***** Provided data *****
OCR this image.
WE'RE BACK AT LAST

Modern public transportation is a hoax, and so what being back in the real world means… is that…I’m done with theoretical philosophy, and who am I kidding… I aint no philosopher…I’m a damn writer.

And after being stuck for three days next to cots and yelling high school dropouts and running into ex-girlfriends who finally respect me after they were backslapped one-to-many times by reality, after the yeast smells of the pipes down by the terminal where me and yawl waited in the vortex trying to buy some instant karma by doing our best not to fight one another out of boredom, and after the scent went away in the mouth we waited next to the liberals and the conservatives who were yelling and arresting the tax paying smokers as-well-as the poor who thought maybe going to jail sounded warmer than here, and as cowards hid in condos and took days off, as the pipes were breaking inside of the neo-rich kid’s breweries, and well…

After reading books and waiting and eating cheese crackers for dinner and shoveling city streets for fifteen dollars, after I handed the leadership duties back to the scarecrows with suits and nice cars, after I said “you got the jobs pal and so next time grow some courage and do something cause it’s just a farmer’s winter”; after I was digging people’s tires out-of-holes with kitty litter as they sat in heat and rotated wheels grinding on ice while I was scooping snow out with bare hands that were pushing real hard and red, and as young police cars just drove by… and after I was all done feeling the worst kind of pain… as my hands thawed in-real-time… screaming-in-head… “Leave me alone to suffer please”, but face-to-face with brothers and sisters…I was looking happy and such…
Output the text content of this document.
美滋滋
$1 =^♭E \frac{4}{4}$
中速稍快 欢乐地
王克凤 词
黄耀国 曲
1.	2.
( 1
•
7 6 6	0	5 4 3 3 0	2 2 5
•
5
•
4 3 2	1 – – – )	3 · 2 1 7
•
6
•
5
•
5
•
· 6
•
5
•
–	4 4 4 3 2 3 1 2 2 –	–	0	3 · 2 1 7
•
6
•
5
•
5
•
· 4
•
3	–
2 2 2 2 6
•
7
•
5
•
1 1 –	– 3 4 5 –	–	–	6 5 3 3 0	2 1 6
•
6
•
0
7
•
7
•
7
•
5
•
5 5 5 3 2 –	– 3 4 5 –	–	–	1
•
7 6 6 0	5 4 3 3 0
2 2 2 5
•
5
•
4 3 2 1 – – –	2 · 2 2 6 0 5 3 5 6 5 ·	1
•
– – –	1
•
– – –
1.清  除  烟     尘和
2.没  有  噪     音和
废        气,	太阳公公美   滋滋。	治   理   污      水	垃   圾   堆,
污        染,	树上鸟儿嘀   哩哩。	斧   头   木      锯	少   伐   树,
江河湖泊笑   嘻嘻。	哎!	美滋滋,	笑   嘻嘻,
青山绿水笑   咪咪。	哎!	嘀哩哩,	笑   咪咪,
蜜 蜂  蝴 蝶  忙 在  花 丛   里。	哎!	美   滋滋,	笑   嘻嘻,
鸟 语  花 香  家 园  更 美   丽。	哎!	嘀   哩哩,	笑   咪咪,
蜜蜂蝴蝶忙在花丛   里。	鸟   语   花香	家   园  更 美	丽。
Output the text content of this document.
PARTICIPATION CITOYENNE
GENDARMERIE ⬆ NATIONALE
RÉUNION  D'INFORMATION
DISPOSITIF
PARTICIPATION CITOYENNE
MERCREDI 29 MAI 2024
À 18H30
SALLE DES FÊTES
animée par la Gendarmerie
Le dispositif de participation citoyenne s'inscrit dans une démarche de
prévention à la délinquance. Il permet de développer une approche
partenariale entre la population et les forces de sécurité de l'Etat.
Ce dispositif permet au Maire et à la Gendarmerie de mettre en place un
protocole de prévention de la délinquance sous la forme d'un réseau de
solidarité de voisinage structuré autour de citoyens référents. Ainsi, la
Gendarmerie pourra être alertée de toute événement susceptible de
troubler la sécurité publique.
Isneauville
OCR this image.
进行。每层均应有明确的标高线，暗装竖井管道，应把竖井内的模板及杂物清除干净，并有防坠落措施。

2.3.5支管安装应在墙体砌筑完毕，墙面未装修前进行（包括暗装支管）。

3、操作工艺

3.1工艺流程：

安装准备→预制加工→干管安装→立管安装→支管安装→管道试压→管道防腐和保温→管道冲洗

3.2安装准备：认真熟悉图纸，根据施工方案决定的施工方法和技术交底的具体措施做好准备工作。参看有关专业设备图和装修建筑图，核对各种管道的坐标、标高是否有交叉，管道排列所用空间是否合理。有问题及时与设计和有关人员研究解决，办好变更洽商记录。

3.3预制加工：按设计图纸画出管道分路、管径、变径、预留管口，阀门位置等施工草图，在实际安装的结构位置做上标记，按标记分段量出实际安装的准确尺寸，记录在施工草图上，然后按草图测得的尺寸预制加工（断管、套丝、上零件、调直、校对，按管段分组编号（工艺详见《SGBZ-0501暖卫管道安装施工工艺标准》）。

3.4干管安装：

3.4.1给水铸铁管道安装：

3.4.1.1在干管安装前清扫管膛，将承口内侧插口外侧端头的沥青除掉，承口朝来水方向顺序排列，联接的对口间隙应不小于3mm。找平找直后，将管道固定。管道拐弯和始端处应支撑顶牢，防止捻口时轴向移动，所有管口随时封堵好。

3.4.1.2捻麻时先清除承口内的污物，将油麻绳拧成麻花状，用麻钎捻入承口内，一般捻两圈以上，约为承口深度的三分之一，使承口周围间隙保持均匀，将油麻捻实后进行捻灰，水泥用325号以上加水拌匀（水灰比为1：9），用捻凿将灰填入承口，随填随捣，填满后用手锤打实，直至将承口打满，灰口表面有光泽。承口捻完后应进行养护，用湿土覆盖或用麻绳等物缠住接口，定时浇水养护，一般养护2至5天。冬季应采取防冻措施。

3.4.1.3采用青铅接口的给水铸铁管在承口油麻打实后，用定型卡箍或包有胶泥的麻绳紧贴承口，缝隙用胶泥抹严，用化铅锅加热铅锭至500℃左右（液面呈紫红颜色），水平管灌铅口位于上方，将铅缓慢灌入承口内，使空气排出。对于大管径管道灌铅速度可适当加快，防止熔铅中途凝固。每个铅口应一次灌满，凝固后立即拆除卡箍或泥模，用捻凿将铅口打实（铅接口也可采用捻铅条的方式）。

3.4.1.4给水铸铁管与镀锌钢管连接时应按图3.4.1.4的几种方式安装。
*****
Instructions for the task:
Locate the word "they" in the records above, and return each line that has it.

Exercise result:
And after being stuck for three days next to cots and yelling high school dropouts and running into ex-girlfriends who finally respect me after they were backslapped one-to-many times by reality, after the yeast smells of the pipes down by the terminal where me and yawl waited in the vortex trying to buy some instant karma by doing our best not to fight one another out of boredom, and after the scent went away in the mouth we waited next to the liberals and the conservatives who were yelling and arresting the tax paying smokers as-well-as the poor who thought maybe going to jail sounded warmer than here, and as cowards hid in condos and took days off, as the pipes were breaking inside of the neo-rich kid’s breweries, and well…
After reading books and waiting and eating cheese crackers for dinner and shoveling city streets for fifteen dollars, after I handed the leadership duties back to the scarecrows with suits and nice cars, after I said “you got the jobs pal and so next time grow some courage and do something cause it’s just a farmer’s winter”; after I was digging people’s tires out-of-holes with kitty litter as they sat in heat and rotated wheels grinding on ice while I was scooping snow out with bare hands that were pushing real hard and red, and as young police cars just drove by… and after I was all done feeling the worst kind of pain… as my hands thawed in-real-time… screaming-in-head… “Leave me alone to suffer please”, but face-to-face with brothers and sisters…I was looking happy and such…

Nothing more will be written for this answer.